North Sea oil rig evacuated after bomb alarm
More than 500 North Sea oil rig workers evacuated by helicopters after false alarm about an explosive device; bomb-disposal team dispatched
An apparent false alarm early Sunday triggered a massive air-sea rescue operation to evacuate more than 500 workers from an oil rig in the North Sea, police and the British coast guard said. A 23-year-old woman who works on the rig was taken on shore in connection with the incident, according to the local police force coordinating the operation. Grampian police are expected formally to detain and question the British woman once she is on land, a spokesman for the force said. Jake Molley, from the British Offshore Workers Union, said it appeared the alert was the result of “someone with an overactive imagination. I expect we’re going to have one very embarrassed individual,” Molley told CNN by phone.

*Exercise aim*. Reproduce the oil rig evacuation article word for word, from "North Sea oil rig evacuated" up to and including "CNN by phone.".

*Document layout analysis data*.
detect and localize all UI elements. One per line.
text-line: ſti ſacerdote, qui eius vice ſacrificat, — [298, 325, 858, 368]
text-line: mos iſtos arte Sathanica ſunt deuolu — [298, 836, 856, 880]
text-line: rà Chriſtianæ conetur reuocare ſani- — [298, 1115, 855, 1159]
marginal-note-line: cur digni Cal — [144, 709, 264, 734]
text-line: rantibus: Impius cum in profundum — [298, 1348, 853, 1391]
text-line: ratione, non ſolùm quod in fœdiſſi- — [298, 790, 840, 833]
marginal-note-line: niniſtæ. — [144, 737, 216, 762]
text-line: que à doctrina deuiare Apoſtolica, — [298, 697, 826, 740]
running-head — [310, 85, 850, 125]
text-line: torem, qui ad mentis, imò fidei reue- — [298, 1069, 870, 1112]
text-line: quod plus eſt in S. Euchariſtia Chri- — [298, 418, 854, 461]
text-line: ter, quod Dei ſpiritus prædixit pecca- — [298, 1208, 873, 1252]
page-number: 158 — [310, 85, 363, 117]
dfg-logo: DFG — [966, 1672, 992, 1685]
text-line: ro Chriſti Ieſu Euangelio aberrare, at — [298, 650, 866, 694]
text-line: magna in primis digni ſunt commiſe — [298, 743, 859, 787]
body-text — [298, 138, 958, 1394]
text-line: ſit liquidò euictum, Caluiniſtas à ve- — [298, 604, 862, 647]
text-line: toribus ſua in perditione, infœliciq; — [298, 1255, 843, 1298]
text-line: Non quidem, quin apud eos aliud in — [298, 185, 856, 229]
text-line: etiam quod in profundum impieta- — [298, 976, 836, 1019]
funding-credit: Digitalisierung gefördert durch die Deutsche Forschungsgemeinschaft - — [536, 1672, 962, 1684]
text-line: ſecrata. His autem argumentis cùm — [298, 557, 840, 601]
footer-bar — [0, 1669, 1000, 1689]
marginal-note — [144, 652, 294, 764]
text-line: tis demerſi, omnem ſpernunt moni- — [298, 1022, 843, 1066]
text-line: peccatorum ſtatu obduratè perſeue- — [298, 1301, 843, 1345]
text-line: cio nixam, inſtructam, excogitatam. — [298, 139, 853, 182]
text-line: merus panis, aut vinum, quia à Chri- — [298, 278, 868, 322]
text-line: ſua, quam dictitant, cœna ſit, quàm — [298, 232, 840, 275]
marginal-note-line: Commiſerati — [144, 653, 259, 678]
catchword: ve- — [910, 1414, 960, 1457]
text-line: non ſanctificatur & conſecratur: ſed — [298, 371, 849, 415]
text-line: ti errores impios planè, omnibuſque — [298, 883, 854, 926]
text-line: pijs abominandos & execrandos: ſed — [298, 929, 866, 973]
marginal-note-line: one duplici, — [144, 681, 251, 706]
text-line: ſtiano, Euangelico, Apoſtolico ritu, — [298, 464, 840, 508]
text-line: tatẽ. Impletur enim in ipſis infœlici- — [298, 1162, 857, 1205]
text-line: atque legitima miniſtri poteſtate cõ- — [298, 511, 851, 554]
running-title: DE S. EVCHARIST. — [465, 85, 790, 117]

*Written answer*.
North Sea oil rig evacuated after bomb alarm
More than 500 North Sea oil rig workers evacuated by helicopters after false alarm about an explosive device; bomb-disposal team dispatched
An apparent false alarm early Sunday triggered a massive air-sea rescue operation to evacuate more than 500 workers from an oil rig in the North Sea, police and the British coast guard said. A 23-year-old woman who works on the rig was taken on shore in connection with the incident, according to the local police force coordinating the operation. Grampian police are expected formally to detain and question the British woman once she is on land, a spokesman for the force said. Jake Molley, from the British Offshore Workers Union, said it appeared the alert was the result of “someone with an overactive imagination. I expect we’re going to have one very embarrassed individual,” Molley told CNN by phone.